◆ Stated goal
Leave the pictures out and print every record below exactly as it stands.

◆ Data entries

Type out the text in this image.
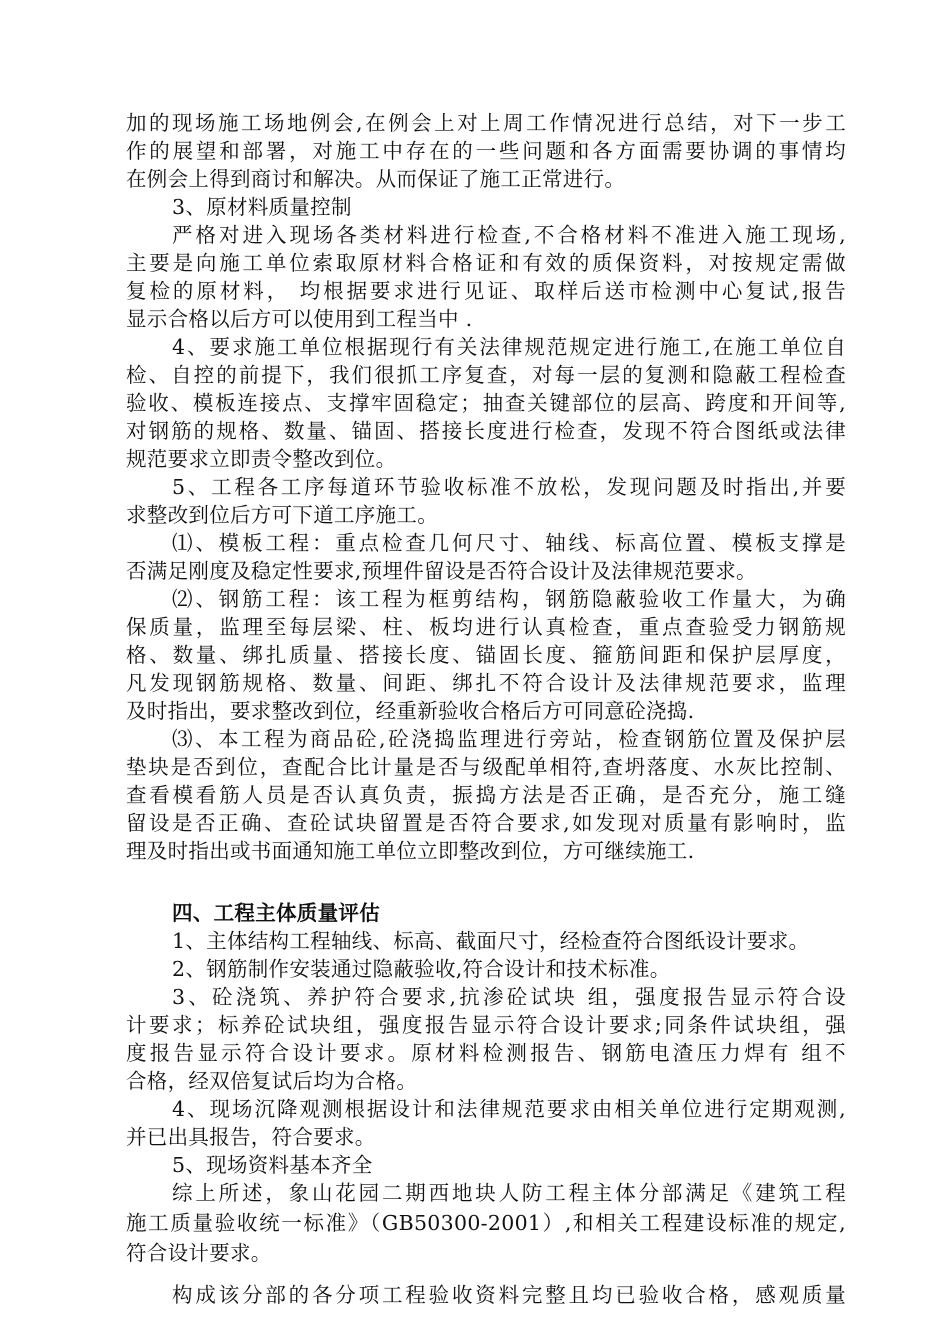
加的现场施工场地例会,在例会上对上周工作情况进行总结，对下一步工
作的展望和部署，对施工中存在的一些问题和各方面需要协调的事情均
在例会上得到商讨和解决。从而保证了施工正常进行。
3、原材料质量控制
严格对进入现场各类材料进行检查,不合格材料不准进入施工现场,
主要是向施工单位索取原材料合格证和有效的质保资料，对按规定需做
复检的原材料， 均根据要求进行见证、取样后送市检测中心复试,报告
显示合格以后方可以使用到工程当中 .
4、要求施工单位根据现行有关法律规范规定进行施工,在施工单位自
检、自控的前提下，我们很抓工序复查，对每一层的复测和隐蔽工程检查
验收、模板连接点、支撑牢固稳定；抽查关键部位的层高、跨度和开间等,
对钢筋的规格、数量、锚固、搭接长度进行检查，发现不符合图纸或法律
规范要求立即责令整改到位。
5、工程各工序每道环节验收标准不放松，发现问题及时指出,并要
求整改到位后方可下道工序施工。
⑴、模板工程：重点检查几何尺寸、轴线、标高位置、模板支撑是
否满足刚度及稳定性要求,预埋件留设是否符合设计及法律规范要求。
⑵、钢筋工程：该工程为框剪结构，钢筋隐蔽验收工作量大，为确
保质量，监理至每层梁、柱、板均进行认真检查，重点查验受力钢筋规
格、数量、绑扎质量、搭接长度、锚固长度、箍筋间距和保护层厚度，
凡发现钢筋规格、数量、间距、绑扎不符合设计及法律规范要求，监理
及时指出，要求整改到位，经重新验收合格后方可同意砼浇捣.
⑶、本工程为商品砼,砼浇捣监理进行旁站，检查钢筋位置及保护层
垫块是否到位，查配合比计量是否与级配单相符,查坍落度、水灰比控制、
查看模看筋人员是否认真负责，振捣方法是否正确，是否充分，施工缝
留设是否正确、查砼试块留置是否符合要求,如发现对质量有影响时，监
理及时指出或书面通知施工单位立即整改到位，方可继续施工.
四、工程主体质量评估
1、主体结构工程轴线、标高、截面尺寸，经检查符合图纸设计要求。
2、钢筋制作安装通过隐蔽验收,符合设计和技术标准。
3、砼浇筑、养护符合要求,抗渗砼试块 组，强度报告显示符合设
计要求；标养砼试块组，强度报告显示符合设计要求;同条件试块组，强
度报告显示符合设计要求。原材料检测报告、钢筋电渣压力焊有 组不
合格，经双倍复试后均为合格。
4、现场沉降观测根据设计和法律规范要求由相关单位进行定期观测,
并已出具报告，符合要求。
5、现场资料基本齐全
综上所述，象山花园二期西地块人防工程主体分部满足《建筑工程
施工质量验收统一标准》（GB50300-2001）,和相关工程建设标准的规定,
符合设计要求。
构成该分部的各分项工程验收资料完整且均已验收合格，感观质量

◆ Worked answer
Type out the text in this image.
加的现场施工场地例会,在例会上对上周工作情况进行总结，对下一步工
作的展望和部署，对施工中存在的一些问题和各方面需要协调的事情均
在例会上得到商讨和解决。从而保证了施工正常进行。
3、原材料质量控制
严格对进入现场各类材料进行检查,不合格材料不准进入施工现场,
主要是向施工单位索取原材料合格证和有效的质保资料，对按规定需做
复检的原材料， 均根据要求进行见证、取样后送市检测中心复试,报告
显示合格以后方可以使用到工程当中 .
4、要求施工单位根据现行有关法律规范规定进行施工,在施工单位自
检、自控的前提下，我们很抓工序复查，对每一层的复测和隐蔽工程检查
验收、模板连接点、支撑牢固稳定；抽查关键部位的层高、跨度和开间等,
对钢筋的规格、数量、锚固、搭接长度进行检查，发现不符合图纸或法律
规范要求立即责令整改到位。
5、工程各工序每道环节验收标准不放松，发现问题及时指出,并要
求整改到位后方可下道工序施工。
⑴、模板工程：重点检查几何尺寸、轴线、标高位置、模板支撑是
否满足刚度及稳定性要求,预埋件留设是否符合设计及法律规范要求。
⑵、钢筋工程：该工程为框剪结构，钢筋隐蔽验收工作量大，为确
保质量，监理至每层梁、柱、板均进行认真检查，重点查验受力钢筋规
格、数量、绑扎质量、搭接长度、锚固长度、箍筋间距和保护层厚度，
凡发现钢筋规格、数量、间距、绑扎不符合设计及法律规范要求，监理
及时指出，要求整改到位，经重新验收合格后方可同意砼浇捣.
⑶、本工程为商品砼,砼浇捣监理进行旁站，检查钢筋位置及保护层
垫块是否到位，查配合比计量是否与级配单相符,查坍落度、水灰比控制、
查看模看筋人员是否认真负责，振捣方法是否正确，是否充分，施工缝
留设是否正确、查砼试块留置是否符合要求,如发现对质量有影响时，监
理及时指出或书面通知施工单位立即整改到位，方可继续施工.
四、工程主体质量评估
1、主体结构工程轴线、标高、截面尺寸，经检查符合图纸设计要求。
2、钢筋制作安装通过隐蔽验收,符合设计和技术标准。
3、砼浇筑、养护符合要求,抗渗砼试块 组，强度报告显示符合设
计要求；标养砼试块组，强度报告显示符合设计要求;同条件试块组，强
度报告显示符合设计要求。原材料检测报告、钢筋电渣压力焊有 组不
合格，经双倍复试后均为合格。
4、现场沉降观测根据设计和法律规范要求由相关单位进行定期观测,
并已出具报告，符合要求。
5、现场资料基本齐全
综上所述，象山花园二期西地块人防工程主体分部满足《建筑工程
施工质量验收统一标准》（GB50300-2001）,和相关工程建设标准的规定,
符合设计要求。
构成该分部的各分项工程验收资料完整且均已验收合格，感观质量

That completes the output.